> _Written task_:
Repeat every line below exactly as it reads.

Records from a collection of figures:
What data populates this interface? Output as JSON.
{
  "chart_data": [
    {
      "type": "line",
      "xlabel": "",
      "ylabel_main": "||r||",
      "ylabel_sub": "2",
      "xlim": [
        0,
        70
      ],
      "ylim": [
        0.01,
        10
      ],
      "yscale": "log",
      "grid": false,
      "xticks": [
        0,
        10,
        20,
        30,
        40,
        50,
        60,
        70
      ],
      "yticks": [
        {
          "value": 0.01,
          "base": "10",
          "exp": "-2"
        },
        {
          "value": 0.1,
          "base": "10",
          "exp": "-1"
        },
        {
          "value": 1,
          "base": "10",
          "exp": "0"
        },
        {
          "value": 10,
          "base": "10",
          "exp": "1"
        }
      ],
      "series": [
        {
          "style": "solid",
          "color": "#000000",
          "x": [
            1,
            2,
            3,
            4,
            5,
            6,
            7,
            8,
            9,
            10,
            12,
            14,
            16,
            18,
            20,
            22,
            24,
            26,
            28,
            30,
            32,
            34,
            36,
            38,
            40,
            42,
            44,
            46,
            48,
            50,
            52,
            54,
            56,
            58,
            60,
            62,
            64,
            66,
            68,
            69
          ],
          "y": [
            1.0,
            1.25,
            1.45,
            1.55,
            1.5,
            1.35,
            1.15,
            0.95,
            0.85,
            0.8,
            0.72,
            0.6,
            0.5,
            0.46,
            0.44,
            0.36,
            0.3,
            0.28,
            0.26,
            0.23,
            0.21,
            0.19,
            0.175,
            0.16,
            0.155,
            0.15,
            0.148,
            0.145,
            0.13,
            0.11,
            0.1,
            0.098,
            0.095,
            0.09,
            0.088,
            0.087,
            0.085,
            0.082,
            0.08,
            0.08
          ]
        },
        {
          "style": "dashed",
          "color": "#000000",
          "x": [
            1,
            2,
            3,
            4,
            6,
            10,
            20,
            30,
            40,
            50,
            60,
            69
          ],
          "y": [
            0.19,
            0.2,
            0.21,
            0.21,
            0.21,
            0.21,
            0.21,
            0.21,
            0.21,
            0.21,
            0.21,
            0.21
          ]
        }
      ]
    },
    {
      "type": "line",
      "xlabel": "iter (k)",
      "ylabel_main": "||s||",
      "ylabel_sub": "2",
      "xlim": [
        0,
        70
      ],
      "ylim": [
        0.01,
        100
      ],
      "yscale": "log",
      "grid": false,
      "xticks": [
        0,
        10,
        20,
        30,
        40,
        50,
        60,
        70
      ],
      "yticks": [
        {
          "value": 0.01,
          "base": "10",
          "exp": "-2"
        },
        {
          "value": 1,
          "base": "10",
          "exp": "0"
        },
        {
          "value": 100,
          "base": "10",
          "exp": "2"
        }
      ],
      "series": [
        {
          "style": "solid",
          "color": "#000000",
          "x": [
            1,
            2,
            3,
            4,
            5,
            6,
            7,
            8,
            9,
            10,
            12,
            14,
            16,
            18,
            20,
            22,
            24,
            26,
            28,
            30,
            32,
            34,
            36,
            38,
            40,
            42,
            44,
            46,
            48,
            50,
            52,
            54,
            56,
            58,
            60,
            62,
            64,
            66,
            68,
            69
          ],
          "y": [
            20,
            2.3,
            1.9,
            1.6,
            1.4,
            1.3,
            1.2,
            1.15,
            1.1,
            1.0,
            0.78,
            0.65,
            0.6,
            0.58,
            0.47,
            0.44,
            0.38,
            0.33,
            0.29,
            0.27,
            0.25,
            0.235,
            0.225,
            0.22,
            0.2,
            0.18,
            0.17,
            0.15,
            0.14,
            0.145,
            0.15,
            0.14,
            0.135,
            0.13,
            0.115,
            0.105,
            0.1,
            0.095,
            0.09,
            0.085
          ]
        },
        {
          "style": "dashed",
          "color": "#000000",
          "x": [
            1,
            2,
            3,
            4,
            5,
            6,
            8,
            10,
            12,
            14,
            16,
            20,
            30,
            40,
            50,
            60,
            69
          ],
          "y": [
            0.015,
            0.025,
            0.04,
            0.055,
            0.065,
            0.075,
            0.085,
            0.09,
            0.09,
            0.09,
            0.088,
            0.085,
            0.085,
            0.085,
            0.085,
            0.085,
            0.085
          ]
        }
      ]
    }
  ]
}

> _Exercise output_:
What data populates this interface? Output as JSON.
{
  "chart_data": [
    {
      "type": "line",
      "xlabel": "",
      "ylabel_main": "||r||",
      "ylabel_sub": "2",
      "xlim": [
        0,
        70
      ],
      "ylim": [
        0.01,
        10
      ],
      "yscale": "log",
      "grid": false,
      "xticks": [
        0,
        10,
        20,
        30,
        40,
        50,
        60,
        70
      ],
      "yticks": [
        {
          "value": 0.01,
          "base": "10",
          "exp": "-2"
        },
        {
          "value": 0.1,
          "base": "10",
          "exp": "-1"
        },
        {
          "value": 1,
          "base": "10",
          "exp": "0"
        },
        {
          "value": 10,
          "base": "10",
          "exp": "1"
        }
      ],
      "series": [
        {
          "style": "solid",
          "color": "#000000",
          "x": [
            1,
            2,
            3,
            4,
            5,
            6,
            7,
            8,
            9,
            10,
            12,
            14,
            16,
            18,
            20,
            22,
            24,
            26,
            28,
            30,
            32,
            34,
            36,
            38,
            40,
            42,
            44,
            46,
            48,
            50,
            52,
            54,
            56,
            58,
            60,
            62,
            64,
            66,
            68,
            69
          ],
          "y": [
            1.0,
            1.25,
            1.45,
            1.55,
            1.5,
            1.35,
            1.15,
            0.95,
            0.85,
            0.8,
            0.72,
            0.6,
            0.5,
            0.46,
            0.44,
            0.36,
            0.3,
            0.28,
            0.26,
            0.23,
            0.21,
            0.19,
            0.175,
            0.16,
            0.155,
            0.15,
            0.148,
            0.145,
            0.13,
            0.11,
            0.1,
            0.098,
            0.095,
            0.09,
            0.088,
            0.087,
            0.085,
            0.082,
            0.08,
            0.08
          ]
        },
        {
          "style": "dashed",
          "color": "#000000",
          "x": [
            1,
            2,
            3,
            4,
            6,
            10,
            20,
            30,
            40,
            50,
            60,
            69
          ],
          "y": [
            0.19,
            0.2,
            0.21,
            0.21,
            0.21,
            0.21,
            0.21,
            0.21,
            0.21,
            0.21,
            0.21,
            0.21
          ]
        }
      ]
    },
    {
      "type": "line",
      "xlabel": "iter (k)",
      "ylabel_main": "||s||",
      "ylabel_sub": "2",
      "xlim": [
        0,
        70
      ],
      "ylim": [
        0.01,
        100
      ],
      "yscale": "log",
      "grid": false,
      "xticks": [
        0,
        10,
        20,
        30,
        40,
        50,
        60,
        70
      ],
      "yticks": [
        {
          "value": 0.01,
          "base": "10",
          "exp": "-2"
        },
        {
          "value": 1,
          "base": "10",
          "exp": "0"
        },
        {
          "value": 100,
          "base": "10",
          "exp": "2"
        }
      ],
      "series": [
        {
          "style": "solid",
          "color": "#000000",
          "x": [
            1,
            2,
            3,
            4,
            5,
            6,
            7,
            8,
            9,
            10,
            12,
            14,
            16,
            18,
            20,
            22,
            24,
            26,
            28,
            30,
            32,
            34,
            36,
            38,
            40,
            42,
            44,
            46,
            48,
            50,
            52,
            54,
            56,
            58,
            60,
            62,
            64,
            66,
            68,
            69
          ],
          "y": [
            20,
            2.3,
            1.9,
            1.6,
            1.4,
            1.3,
            1.2,
            1.15,
            1.1,
            1.0,
            0.78,
            0.65,
            0.6,
            0.58,
            0.47,
            0.44,
            0.38,
            0.33,
            0.29,
            0.27,
            0.25,
            0.235,
            0.225,
            0.22,
            0.2,
            0.18,
            0.17,
            0.15,
            0.14,
            0.145,
            0.15,
            0.14,
            0.135,
            0.13,
            0.115,
            0.105,
            0.1,
            0.095,
            0.09,
            0.085
          ]
        },
        {
          "style": "dashed",
          "color": "#000000",
          "x": [
            1,
            2,
            3,
            4,
            5,
            6,
            8,
            10,
            12,
            14,
            16,
            20,
            30,
            40,
            50,
            60,
            69
          ],
          "y": [
            0.015,
            0.025,
            0.04,
            0.055,
            0.065,
            0.075,
            0.085,
            0.09,
            0.09,
            0.09,
            0.088,
            0.085,
            0.085,
            0.085,
            0.085,
            0.085,
            0.085
          ]
        }
      ]
    }
  ]
}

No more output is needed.